→ **EXERCISE INSTRUCTIONS**:
• 1. Answer these questions from the post about choosing a private forum.
(a) How many weeks will the writing workshop last?
(b) How many participants were in the last workshops?
(c) Over what service were the last workshops held?
• 2. From the post about choosing a private forum, reproduce the passage from "May 18, 2022" up to and including "functionality at least.".
• 3. List every software platform or online service that the post about choosing a private forum names.

Best turnkey private forum?
May 18, 2022 6:58 PM   Subscribe

I'll be facilitating a 12-week writing workshop, and I want to have a private place for participants to discuss work between classes. Ideally they would be able to upload documents and comment on them. The level of technical literacy is not terribly high; last time, some people had trouble uploading documents to Google docs and I had to do it for them. So whatever forum we use must be easy to use--the basic functionality at least.

I have bought a domain name for these periodic workshops (which I plan to continue having a couple of times a year) but haven't done much with it yet. I probably don't want to mess with trying to set forums up myself a la PHPbb, unless it is truly easy. I do not have time, energy, or mental or emotional room for frustration, I need something that works properly the first time.

There were a dozen participants in the last workshops, held over Zoom, and I'm guessing the count will be something like that again. We did have a Facebook group page, but not everyone is on FB and it doesn't seem to work well for more in-depth back and forth, nor offer the ability to upload documents.

I've been researching, and my head is swimming with possibilities. Instead of continuing to sort through a million options, I wanted to see if anyone on here had personal experience setting up a private forum for a similar reason and had recommendations for or against.

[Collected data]
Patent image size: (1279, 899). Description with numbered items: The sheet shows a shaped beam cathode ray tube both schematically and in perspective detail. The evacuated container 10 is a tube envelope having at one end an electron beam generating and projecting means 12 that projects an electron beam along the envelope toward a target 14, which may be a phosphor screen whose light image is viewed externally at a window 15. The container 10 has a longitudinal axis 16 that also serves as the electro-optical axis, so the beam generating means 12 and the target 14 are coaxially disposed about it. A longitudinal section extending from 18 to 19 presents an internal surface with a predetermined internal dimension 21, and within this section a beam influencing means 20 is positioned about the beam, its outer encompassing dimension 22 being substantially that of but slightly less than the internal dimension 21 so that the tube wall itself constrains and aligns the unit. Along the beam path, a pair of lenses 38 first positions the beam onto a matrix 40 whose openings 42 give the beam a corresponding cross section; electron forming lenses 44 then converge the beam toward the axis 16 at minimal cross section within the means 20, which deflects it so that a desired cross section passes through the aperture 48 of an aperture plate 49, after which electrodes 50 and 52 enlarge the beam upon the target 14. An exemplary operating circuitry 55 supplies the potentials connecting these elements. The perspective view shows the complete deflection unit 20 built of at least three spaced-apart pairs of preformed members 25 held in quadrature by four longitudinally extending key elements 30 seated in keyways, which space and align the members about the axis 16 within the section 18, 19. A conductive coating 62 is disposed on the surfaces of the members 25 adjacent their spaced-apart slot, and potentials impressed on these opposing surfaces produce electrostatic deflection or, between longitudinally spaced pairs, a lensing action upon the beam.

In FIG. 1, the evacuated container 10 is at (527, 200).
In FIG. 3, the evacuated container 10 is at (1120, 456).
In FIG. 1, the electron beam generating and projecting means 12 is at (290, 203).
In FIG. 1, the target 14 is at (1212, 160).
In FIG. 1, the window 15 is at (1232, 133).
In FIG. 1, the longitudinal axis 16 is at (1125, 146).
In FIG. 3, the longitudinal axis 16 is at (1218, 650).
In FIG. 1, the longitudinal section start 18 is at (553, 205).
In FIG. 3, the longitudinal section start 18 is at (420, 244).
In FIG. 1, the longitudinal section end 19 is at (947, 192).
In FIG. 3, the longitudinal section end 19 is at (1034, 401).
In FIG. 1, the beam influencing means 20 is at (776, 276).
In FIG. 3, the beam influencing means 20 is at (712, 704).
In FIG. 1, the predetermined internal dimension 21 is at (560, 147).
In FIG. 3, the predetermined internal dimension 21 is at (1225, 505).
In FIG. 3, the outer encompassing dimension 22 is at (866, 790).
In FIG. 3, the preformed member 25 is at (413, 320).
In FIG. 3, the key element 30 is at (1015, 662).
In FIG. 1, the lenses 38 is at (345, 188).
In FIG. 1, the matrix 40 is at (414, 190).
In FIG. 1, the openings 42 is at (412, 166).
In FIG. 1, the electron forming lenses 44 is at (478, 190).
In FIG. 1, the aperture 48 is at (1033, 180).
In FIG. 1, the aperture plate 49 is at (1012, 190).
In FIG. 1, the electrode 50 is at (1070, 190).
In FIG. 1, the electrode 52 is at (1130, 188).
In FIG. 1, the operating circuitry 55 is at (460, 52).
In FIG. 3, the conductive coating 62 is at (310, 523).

→ **RESULTS OF THE EXERCISE**:
• 1.
(a) 12 weeks
(b) A dozen
(c) Zoom

• 2.
May 18, 2022 6:58 PM   Subscribe

I'll be facilitating a 12-week writing workshop, and I want to have a private place for participants to discuss work between classes. Ideally they would be able to upload documents and comment on them. The level of technical literacy is not terribly high; last time, some people had trouble uploading documents to Google docs and I had to do it for them. So whatever forum we use must be easy to use--the basic functionality at least.

• 3.
Google docs
PHPbb
Zoom
Facebook